# EXERCISE MATERIALS:
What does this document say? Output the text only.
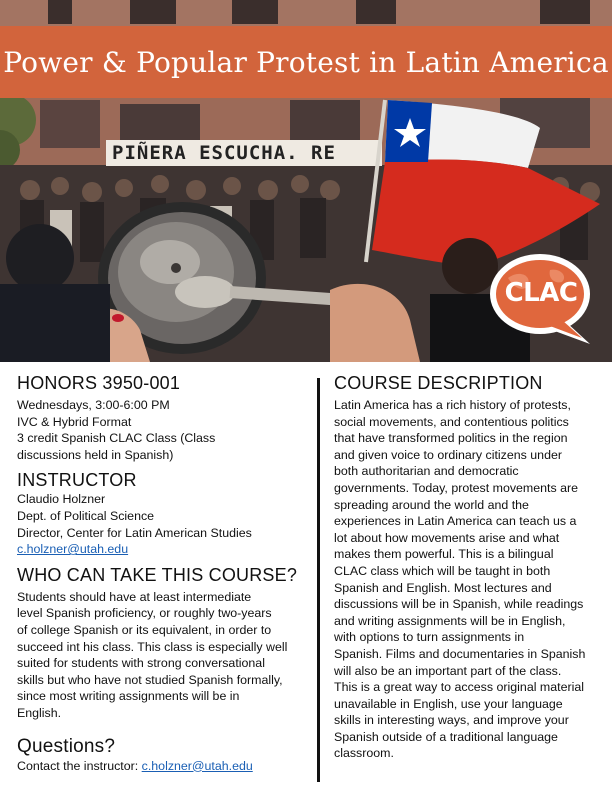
PIÑERA ESCUCHA. RE
CLAC
Power & Popular Protest in Latin America
HONORS 3950-001
Wednesdays, 3:00-6:00 PM
IVC & Hybrid Format
3 credit Spanish CLAC Class (Class
discussions held in Spanish)
INSTRUCTOR
Claudio Holzner
Dept. of Political Science
Director, Center for Latin American Studies
c.holzner@utah.edu
WHO CAN TAKE THIS COURSE?
Students should have at least intermediate
level Spanish proficiency, or roughly two-years
of college Spanish or its equivalent, in order to
succeed int his class. This class is especially well
suited for students with strong conversational
skills but who have not studied Spanish formally,
since most writing assignments will be in
English.
Questions?
Contact the instructor: c.holzner@utah.edu
COURSE DESCRIPTION
Latin America has a rich history of protests,
social movements, and contentious politics
that have transformed politics in the region
and given voice to ordinary citizens under
both authoritarian and democratic
governments. Today, protest movements are
spreading around the world and the
experiences in Latin America can teach us a
lot about how movements arise and what
makes them powerful. This is a bilingual
CLAC class which will be taught in both
Spanish and English. Most lectures and
discussions will be in Spanish, while readings
and writing assignments will be in English,
with options to turn assignments in
Spanish. Films and documentaries in Spanish
will also be an important part of the class.
This is a great way to access original material
unavailable in English, use your language
skills in interesting ways, and improve your
Spanish outside of a traditional language
classroom.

# WHAT THE TASK REQUIRES:
Transcribe the listing above verbatim. Omit the pictures.

# WORKED SOLUTION:
What does this document say? Output the text only.
PIÑERA ESCUCHA. RE
CLAC
Power & Popular Protest in Latin America
HONORS 3950-001
Wednesdays, 3:00-6:00 PM
IVC & Hybrid Format
3 credit Spanish CLAC Class (Class
discussions held in Spanish)
INSTRUCTOR
Claudio Holzner
Dept. of Political Science
Director, Center for Latin American Studies
c.holzner@utah.edu
WHO CAN TAKE THIS COURSE?
Students should have at least intermediate
level Spanish proficiency, or roughly two-years
of college Spanish or its equivalent, in order to
succeed int his class. This class is especially well
suited for students with strong conversational
skills but who have not studied Spanish formally,
since most writing assignments will be in
English.
Questions?
Contact the instructor: c.holzner@utah.edu
COURSE DESCRIPTION
Latin America has a rich history of protests,
social movements, and contentious politics
that have transformed politics in the region
and given voice to ordinary citizens under
both authoritarian and democratic
governments. Today, protest movements are
spreading around the world and the
experiences in Latin America can teach us a
lot about how movements arise and what
makes them powerful. This is a bilingual
CLAC class which will be taught in both
Spanish and English. Most lectures and
discussions will be in Spanish, while readings
and writing assignments will be in English,
with options to turn assignments in
Spanish. Films and documentaries in Spanish
will also be an important part of the class.
This is a great way to access original material
unavailable in English, use your language
skills in interesting ways, and improve your
Spanish outside of a traditional language
classroom.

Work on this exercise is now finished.